* _DIRECTIONS FOR THIS TASK_: Leave out the pictures and copy every record exactly.
[START RAW RECORDS]
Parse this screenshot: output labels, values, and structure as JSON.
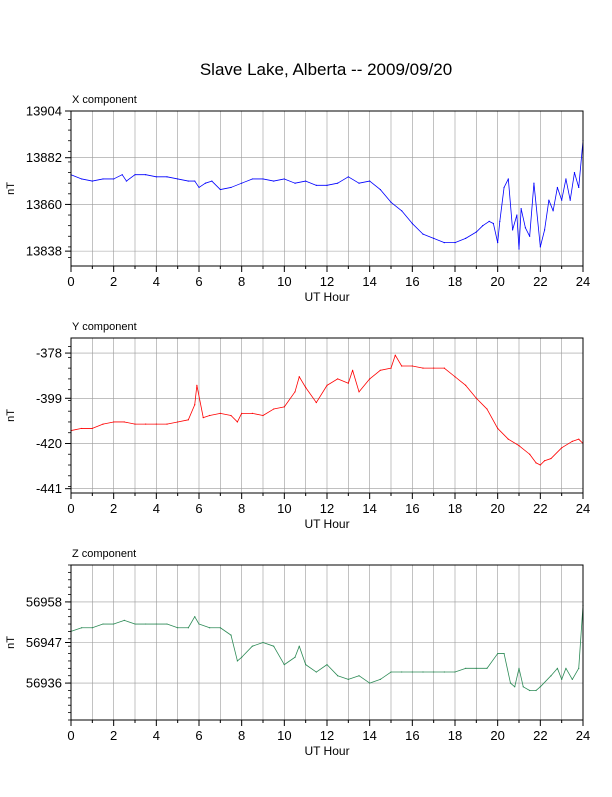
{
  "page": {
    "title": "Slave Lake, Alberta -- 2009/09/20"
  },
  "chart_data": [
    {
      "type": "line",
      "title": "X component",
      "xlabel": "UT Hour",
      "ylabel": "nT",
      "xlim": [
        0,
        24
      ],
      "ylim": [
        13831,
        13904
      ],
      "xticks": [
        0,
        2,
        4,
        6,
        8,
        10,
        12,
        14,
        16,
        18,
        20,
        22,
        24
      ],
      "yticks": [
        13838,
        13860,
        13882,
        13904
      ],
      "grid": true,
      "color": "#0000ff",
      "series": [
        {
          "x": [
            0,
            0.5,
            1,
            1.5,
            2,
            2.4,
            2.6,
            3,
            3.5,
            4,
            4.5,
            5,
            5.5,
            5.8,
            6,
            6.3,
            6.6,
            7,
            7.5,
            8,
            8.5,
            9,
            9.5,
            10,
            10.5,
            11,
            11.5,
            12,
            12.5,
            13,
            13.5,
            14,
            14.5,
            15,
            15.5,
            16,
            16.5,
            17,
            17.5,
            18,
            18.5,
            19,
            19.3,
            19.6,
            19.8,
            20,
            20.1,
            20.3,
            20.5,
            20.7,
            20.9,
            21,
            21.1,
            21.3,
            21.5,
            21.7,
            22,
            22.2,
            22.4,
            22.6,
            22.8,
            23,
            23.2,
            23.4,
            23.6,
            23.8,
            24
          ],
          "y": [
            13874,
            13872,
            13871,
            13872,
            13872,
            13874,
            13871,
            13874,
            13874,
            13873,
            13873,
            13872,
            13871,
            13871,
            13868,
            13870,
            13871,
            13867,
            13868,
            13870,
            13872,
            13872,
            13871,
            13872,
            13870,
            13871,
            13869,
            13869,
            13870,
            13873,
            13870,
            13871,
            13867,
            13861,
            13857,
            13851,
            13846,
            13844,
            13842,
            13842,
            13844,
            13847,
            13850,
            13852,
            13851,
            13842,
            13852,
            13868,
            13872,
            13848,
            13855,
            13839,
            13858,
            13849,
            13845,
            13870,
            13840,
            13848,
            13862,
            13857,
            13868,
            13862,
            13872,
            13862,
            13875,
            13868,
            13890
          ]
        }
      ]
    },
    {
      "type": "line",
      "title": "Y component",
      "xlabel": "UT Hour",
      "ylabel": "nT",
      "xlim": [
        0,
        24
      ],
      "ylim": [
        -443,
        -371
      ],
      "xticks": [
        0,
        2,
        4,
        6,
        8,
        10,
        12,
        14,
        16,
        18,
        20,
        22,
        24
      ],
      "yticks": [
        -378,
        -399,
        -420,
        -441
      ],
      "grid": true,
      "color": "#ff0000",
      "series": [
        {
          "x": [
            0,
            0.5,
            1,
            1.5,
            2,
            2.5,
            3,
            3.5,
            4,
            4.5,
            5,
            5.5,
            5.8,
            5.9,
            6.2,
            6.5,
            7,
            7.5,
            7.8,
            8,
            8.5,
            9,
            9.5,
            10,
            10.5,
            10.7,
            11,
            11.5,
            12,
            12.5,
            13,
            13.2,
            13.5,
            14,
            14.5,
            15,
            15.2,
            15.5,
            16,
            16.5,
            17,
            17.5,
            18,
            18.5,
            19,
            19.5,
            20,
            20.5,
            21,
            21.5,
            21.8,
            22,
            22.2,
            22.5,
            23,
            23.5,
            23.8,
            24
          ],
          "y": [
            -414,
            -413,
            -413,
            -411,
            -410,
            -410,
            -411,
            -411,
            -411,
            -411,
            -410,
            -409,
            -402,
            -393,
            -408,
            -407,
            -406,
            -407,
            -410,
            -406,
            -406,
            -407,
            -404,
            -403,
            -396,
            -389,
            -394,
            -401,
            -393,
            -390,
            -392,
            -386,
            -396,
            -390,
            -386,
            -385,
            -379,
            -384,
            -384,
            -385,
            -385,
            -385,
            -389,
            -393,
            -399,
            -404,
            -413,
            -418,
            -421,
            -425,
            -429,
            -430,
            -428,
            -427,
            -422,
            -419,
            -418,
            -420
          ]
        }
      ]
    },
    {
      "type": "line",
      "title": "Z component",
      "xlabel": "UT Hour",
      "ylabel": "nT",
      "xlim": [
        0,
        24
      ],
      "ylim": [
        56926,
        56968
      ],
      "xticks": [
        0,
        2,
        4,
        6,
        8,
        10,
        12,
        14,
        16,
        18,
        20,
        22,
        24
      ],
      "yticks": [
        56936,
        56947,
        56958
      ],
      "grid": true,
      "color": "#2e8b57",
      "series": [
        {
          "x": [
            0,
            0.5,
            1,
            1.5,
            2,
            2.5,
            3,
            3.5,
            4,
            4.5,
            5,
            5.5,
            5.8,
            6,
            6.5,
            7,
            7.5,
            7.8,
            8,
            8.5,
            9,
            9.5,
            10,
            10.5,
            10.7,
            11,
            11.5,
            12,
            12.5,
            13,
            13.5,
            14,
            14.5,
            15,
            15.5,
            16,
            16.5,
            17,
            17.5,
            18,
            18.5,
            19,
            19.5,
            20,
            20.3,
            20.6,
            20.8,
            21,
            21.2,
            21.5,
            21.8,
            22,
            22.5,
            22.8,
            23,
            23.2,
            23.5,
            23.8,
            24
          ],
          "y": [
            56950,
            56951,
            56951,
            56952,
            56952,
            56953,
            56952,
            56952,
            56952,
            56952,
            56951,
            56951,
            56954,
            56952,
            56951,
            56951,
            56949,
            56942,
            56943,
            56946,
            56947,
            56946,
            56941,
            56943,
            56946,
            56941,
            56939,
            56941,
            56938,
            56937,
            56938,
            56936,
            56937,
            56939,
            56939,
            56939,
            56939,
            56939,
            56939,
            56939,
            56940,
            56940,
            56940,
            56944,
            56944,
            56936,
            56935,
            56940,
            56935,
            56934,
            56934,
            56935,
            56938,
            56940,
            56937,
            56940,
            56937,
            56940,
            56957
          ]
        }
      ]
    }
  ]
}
[END RAW RECORDS]
* _EXERCISE RESPONSE_:
Parse this screenshot: output labels, values, and structure as JSON.
{
  "page": {
    "title": "Slave Lake, Alberta -- 2009/09/20"
  },
  "chart_data": [
    {
      "type": "line",
      "title": "X component",
      "xlabel": "UT Hour",
      "ylabel": "nT",
      "xlim": [
        0,
        24
      ],
      "ylim": [
        13831,
        13904
      ],
      "xticks": [
        0,
        2,
        4,
        6,
        8,
        10,
        12,
        14,
        16,
        18,
        20,
        22,
        24
      ],
      "yticks": [
        13838,
        13860,
        13882,
        13904
      ],
      "grid": true,
      "color": "#0000ff",
      "series": [
        {
          "x": [
            0,
            0.5,
            1,
            1.5,
            2,
            2.4,
            2.6,
            3,
            3.5,
            4,
            4.5,
            5,
            5.5,
            5.8,
            6,
            6.3,
            6.6,
            7,
            7.5,
            8,
            8.5,
            9,
            9.5,
            10,
            10.5,
            11,
            11.5,
            12,
            12.5,
            13,
            13.5,
            14,
            14.5,
            15,
            15.5,
            16,
            16.5,
            17,
            17.5,
            18,
            18.5,
            19,
            19.3,
            19.6,
            19.8,
            20,
            20.1,
            20.3,
            20.5,
            20.7,
            20.9,
            21,
            21.1,
            21.3,
            21.5,
            21.7,
            22,
            22.2,
            22.4,
            22.6,
            22.8,
            23,
            23.2,
            23.4,
            23.6,
            23.8,
            24
          ],
          "y": [
            13874,
            13872,
            13871,
            13872,
            13872,
            13874,
            13871,
            13874,
            13874,
            13873,
            13873,
            13872,
            13871,
            13871,
            13868,
            13870,
            13871,
            13867,
            13868,
            13870,
            13872,
            13872,
            13871,
            13872,
            13870,
            13871,
            13869,
            13869,
            13870,
            13873,
            13870,
            13871,
            13867,
            13861,
            13857,
            13851,
            13846,
            13844,
            13842,
            13842,
            13844,
            13847,
            13850,
            13852,
            13851,
            13842,
            13852,
            13868,
            13872,
            13848,
            13855,
            13839,
            13858,
            13849,
            13845,
            13870,
            13840,
            13848,
            13862,
            13857,
            13868,
            13862,
            13872,
            13862,
            13875,
            13868,
            13890
          ]
        }
      ]
    },
    {
      "type": "line",
      "title": "Y component",
      "xlabel": "UT Hour",
      "ylabel": "nT",
      "xlim": [
        0,
        24
      ],
      "ylim": [
        -443,
        -371
      ],
      "xticks": [
        0,
        2,
        4,
        6,
        8,
        10,
        12,
        14,
        16,
        18,
        20,
        22,
        24
      ],
      "yticks": [
        -378,
        -399,
        -420,
        -441
      ],
      "grid": true,
      "color": "#ff0000",
      "series": [
        {
          "x": [
            0,
            0.5,
            1,
            1.5,
            2,
            2.5,
            3,
            3.5,
            4,
            4.5,
            5,
            5.5,
            5.8,
            5.9,
            6.2,
            6.5,
            7,
            7.5,
            7.8,
            8,
            8.5,
            9,
            9.5,
            10,
            10.5,
            10.7,
            11,
            11.5,
            12,
            12.5,
            13,
            13.2,
            13.5,
            14,
            14.5,
            15,
            15.2,
            15.5,
            16,
            16.5,
            17,
            17.5,
            18,
            18.5,
            19,
            19.5,
            20,
            20.5,
            21,
            21.5,
            21.8,
            22,
            22.2,
            22.5,
            23,
            23.5,
            23.8,
            24
          ],
          "y": [
            -414,
            -413,
            -413,
            -411,
            -410,
            -410,
            -411,
            -411,
            -411,
            -411,
            -410,
            -409,
            -402,
            -393,
            -408,
            -407,
            -406,
            -407,
            -410,
            -406,
            -406,
            -407,
            -404,
            -403,
            -396,
            -389,
            -394,
            -401,
            -393,
            -390,
            -392,
            -386,
            -396,
            -390,
            -386,
            -385,
            -379,
            -384,
            -384,
            -385,
            -385,
            -385,
            -389,
            -393,
            -399,
            -404,
            -413,
            -418,
            -421,
            -425,
            -429,
            -430,
            -428,
            -427,
            -422,
            -419,
            -418,
            -420
          ]
        }
      ]
    },
    {
      "type": "line",
      "title": "Z component",
      "xlabel": "UT Hour",
      "ylabel": "nT",
      "xlim": [
        0,
        24
      ],
      "ylim": [
        56926,
        56968
      ],
      "xticks": [
        0,
        2,
        4,
        6,
        8,
        10,
        12,
        14,
        16,
        18,
        20,
        22,
        24
      ],
      "yticks": [
        56936,
        56947,
        56958
      ],
      "grid": true,
      "color": "#2e8b57",
      "series": [
        {
          "x": [
            0,
            0.5,
            1,
            1.5,
            2,
            2.5,
            3,
            3.5,
            4,
            4.5,
            5,
            5.5,
            5.8,
            6,
            6.5,
            7,
            7.5,
            7.8,
            8,
            8.5,
            9,
            9.5,
            10,
            10.5,
            10.7,
            11,
            11.5,
            12,
            12.5,
            13,
            13.5,
            14,
            14.5,
            15,
            15.5,
            16,
            16.5,
            17,
            17.5,
            18,
            18.5,
            19,
            19.5,
            20,
            20.3,
            20.6,
            20.8,
            21,
            21.2,
            21.5,
            21.8,
            22,
            22.5,
            22.8,
            23,
            23.2,
            23.5,
            23.8,
            24
          ],
          "y": [
            56950,
            56951,
            56951,
            56952,
            56952,
            56953,
            56952,
            56952,
            56952,
            56952,
            56951,
            56951,
            56954,
            56952,
            56951,
            56951,
            56949,
            56942,
            56943,
            56946,
            56947,
            56946,
            56941,
            56943,
            56946,
            56941,
            56939,
            56941,
            56938,
            56937,
            56938,
            56936,
            56937,
            56939,
            56939,
            56939,
            56939,
            56939,
            56939,
            56939,
            56940,
            56940,
            56940,
            56944,
            56944,
            56936,
            56935,
            56940,
            56935,
            56934,
            56934,
            56935,
            56938,
            56940,
            56937,
            56940,
            56937,
            56940,
            56957
          ]
        }
      ]
    }
  ]
}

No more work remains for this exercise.